■ Short problem: Of all the lines in this data, how many include "content"? Respond with the number only.

■ Dataset extract:
○ ○ ○ ○

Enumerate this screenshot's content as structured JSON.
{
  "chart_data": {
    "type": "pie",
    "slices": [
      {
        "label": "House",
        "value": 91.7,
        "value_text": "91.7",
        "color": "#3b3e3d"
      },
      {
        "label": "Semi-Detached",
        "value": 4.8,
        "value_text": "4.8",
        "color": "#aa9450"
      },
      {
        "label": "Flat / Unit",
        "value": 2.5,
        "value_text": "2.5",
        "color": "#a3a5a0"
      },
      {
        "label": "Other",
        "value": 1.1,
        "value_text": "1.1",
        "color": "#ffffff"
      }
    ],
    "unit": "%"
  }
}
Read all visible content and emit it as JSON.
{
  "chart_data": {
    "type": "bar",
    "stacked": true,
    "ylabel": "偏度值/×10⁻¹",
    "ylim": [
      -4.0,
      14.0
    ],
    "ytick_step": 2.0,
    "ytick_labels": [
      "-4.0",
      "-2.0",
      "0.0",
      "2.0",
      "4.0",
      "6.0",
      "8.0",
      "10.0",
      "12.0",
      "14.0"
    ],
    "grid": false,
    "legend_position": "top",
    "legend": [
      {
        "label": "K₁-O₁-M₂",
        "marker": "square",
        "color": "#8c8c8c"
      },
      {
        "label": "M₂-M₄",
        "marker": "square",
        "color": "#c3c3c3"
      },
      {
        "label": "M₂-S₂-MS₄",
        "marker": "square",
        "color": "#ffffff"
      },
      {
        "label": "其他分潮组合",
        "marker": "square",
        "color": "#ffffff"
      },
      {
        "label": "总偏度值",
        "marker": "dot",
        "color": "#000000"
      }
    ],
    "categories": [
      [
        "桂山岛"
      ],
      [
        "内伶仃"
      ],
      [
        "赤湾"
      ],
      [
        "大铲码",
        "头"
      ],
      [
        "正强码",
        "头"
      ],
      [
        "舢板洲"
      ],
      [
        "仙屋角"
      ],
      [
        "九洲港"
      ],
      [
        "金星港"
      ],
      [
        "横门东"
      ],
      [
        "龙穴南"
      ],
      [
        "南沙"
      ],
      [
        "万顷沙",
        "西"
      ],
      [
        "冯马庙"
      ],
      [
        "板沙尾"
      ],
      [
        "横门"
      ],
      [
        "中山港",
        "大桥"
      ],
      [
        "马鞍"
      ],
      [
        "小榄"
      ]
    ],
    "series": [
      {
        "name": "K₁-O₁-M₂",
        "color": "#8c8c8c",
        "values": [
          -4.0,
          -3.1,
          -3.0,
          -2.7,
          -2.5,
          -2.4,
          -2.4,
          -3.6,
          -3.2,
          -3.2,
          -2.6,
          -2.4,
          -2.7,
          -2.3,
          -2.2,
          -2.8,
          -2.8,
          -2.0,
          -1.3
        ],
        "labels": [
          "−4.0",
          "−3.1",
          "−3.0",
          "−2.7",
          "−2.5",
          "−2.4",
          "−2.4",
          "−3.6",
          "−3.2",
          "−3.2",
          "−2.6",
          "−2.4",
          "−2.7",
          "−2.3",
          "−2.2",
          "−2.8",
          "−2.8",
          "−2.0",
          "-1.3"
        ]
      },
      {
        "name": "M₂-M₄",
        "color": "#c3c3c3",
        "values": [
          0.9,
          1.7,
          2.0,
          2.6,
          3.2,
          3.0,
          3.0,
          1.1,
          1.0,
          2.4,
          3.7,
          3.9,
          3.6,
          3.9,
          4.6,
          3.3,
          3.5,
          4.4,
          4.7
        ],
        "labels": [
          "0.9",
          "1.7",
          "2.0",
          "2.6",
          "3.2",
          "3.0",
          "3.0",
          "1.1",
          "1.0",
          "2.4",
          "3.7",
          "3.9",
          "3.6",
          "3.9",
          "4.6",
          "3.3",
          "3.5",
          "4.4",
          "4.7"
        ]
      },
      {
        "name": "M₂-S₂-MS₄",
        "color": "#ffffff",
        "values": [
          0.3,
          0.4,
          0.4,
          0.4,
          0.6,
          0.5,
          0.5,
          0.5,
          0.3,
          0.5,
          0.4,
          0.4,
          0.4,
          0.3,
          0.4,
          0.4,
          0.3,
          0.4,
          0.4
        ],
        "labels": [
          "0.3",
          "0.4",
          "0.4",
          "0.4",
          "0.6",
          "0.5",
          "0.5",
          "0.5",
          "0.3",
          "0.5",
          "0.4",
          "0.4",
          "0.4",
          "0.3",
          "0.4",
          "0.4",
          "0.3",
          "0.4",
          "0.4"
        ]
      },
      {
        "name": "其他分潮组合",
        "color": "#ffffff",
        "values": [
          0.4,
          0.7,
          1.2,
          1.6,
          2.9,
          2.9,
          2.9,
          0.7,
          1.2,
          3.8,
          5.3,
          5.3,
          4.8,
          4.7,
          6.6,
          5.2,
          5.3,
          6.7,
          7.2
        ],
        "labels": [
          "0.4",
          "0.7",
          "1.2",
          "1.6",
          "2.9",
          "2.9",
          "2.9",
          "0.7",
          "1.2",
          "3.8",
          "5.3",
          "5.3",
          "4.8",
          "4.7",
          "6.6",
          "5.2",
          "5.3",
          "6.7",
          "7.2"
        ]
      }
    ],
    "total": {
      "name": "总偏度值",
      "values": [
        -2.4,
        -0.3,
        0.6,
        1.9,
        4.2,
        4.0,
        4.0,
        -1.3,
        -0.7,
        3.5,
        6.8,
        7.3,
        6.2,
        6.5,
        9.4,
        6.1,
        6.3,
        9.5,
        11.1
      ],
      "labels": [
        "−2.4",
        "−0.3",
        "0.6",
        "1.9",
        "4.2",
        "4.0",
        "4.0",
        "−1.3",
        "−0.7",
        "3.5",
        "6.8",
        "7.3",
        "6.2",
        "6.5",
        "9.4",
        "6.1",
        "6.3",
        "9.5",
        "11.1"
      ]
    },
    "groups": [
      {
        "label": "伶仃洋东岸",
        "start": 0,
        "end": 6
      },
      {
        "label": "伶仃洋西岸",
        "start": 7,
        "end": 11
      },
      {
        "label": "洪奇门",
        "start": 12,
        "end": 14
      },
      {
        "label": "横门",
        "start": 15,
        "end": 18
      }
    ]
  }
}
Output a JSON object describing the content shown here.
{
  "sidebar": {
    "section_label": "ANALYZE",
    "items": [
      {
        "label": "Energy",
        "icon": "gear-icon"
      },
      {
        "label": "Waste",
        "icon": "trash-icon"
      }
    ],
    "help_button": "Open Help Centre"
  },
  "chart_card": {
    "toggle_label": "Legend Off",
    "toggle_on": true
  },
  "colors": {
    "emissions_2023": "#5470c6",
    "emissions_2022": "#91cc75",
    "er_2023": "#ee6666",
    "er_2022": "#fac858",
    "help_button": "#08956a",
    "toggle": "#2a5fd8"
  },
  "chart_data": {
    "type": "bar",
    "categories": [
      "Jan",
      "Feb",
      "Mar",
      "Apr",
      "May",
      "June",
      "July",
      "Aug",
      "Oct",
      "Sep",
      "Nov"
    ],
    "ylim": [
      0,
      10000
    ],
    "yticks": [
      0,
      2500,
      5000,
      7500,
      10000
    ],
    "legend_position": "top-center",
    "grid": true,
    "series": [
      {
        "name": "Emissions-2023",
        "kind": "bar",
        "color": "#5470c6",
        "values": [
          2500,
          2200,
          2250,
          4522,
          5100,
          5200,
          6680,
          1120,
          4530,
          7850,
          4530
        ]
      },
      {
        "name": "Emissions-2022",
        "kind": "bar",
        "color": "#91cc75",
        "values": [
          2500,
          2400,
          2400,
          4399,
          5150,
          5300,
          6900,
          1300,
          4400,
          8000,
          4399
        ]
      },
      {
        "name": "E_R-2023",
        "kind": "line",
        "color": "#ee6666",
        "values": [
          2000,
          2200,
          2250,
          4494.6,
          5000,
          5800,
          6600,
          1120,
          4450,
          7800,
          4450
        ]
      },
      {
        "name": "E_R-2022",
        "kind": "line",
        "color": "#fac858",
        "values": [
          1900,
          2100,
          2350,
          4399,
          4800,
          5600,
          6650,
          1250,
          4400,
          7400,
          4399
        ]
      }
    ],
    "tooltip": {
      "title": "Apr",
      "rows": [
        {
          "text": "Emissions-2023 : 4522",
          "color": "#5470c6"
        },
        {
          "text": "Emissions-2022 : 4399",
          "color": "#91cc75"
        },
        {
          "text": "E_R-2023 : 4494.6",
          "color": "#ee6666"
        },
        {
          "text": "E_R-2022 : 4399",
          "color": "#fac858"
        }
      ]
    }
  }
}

○ ○ ○ ○

■ Output: 3